[Collection entries]
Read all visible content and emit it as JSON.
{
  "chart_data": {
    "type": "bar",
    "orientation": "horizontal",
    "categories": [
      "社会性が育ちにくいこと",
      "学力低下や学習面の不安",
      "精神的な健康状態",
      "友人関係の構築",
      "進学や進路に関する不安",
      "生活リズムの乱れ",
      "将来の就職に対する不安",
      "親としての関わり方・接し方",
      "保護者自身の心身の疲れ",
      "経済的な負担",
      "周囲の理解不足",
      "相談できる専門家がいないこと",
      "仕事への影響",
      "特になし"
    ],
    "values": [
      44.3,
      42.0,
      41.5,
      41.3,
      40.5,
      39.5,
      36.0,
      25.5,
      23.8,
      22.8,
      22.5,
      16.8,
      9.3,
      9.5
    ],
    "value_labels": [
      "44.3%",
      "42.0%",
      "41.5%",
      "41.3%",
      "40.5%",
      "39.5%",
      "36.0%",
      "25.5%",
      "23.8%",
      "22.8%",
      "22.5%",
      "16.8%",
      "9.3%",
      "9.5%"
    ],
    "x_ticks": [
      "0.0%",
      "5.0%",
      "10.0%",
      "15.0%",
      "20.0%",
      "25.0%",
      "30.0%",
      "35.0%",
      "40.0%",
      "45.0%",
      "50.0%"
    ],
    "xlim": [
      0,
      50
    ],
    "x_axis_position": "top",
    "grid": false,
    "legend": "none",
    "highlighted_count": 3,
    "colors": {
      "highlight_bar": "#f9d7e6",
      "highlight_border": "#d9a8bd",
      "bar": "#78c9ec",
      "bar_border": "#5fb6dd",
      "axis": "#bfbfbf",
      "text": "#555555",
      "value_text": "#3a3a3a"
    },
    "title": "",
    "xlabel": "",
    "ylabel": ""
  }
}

◆ **Exercise goal**:
Transcribe the material above in its entirety. Match it exactly.

◆ **Worked solution**:
Read all visible content and emit it as JSON.
{
  "chart_data": {
    "type": "bar",
    "orientation": "horizontal",
    "categories": [
      "社会性が育ちにくいこと",
      "学力低下や学習面の不安",
      "精神的な健康状態",
      "友人関係の構築",
      "進学や進路に関する不安",
      "生活リズムの乱れ",
      "将来の就職に対する不安",
      "親としての関わり方・接し方",
      "保護者自身の心身の疲れ",
      "経済的な負担",
      "周囲の理解不足",
      "相談できる専門家がいないこと",
      "仕事への影響",
      "特になし"
    ],
    "values": [
      44.3,
      42.0,
      41.5,
      41.3,
      40.5,
      39.5,
      36.0,
      25.5,
      23.8,
      22.8,
      22.5,
      16.8,
      9.3,
      9.5
    ],
    "value_labels": [
      "44.3%",
      "42.0%",
      "41.5%",
      "41.3%",
      "40.5%",
      "39.5%",
      "36.0%",
      "25.5%",
      "23.8%",
      "22.8%",
      "22.5%",
      "16.8%",
      "9.3%",
      "9.5%"
    ],
    "x_ticks": [
      "0.0%",
      "5.0%",
      "10.0%",
      "15.0%",
      "20.0%",
      "25.0%",
      "30.0%",
      "35.0%",
      "40.0%",
      "45.0%",
      "50.0%"
    ],
    "xlim": [
      0,
      50
    ],
    "x_axis_position": "top",
    "grid": false,
    "legend": "none",
    "highlighted_count": 3,
    "colors": {
      "highlight_bar": "#f9d7e6",
      "highlight_border": "#d9a8bd",
      "bar": "#78c9ec",
      "bar_border": "#5fb6dd",
      "axis": "#bfbfbf",
      "text": "#555555",
      "value_text": "#3a3a3a"
    },
    "title": "",
    "xlabel": "",
    "ylabel": ""
  }
}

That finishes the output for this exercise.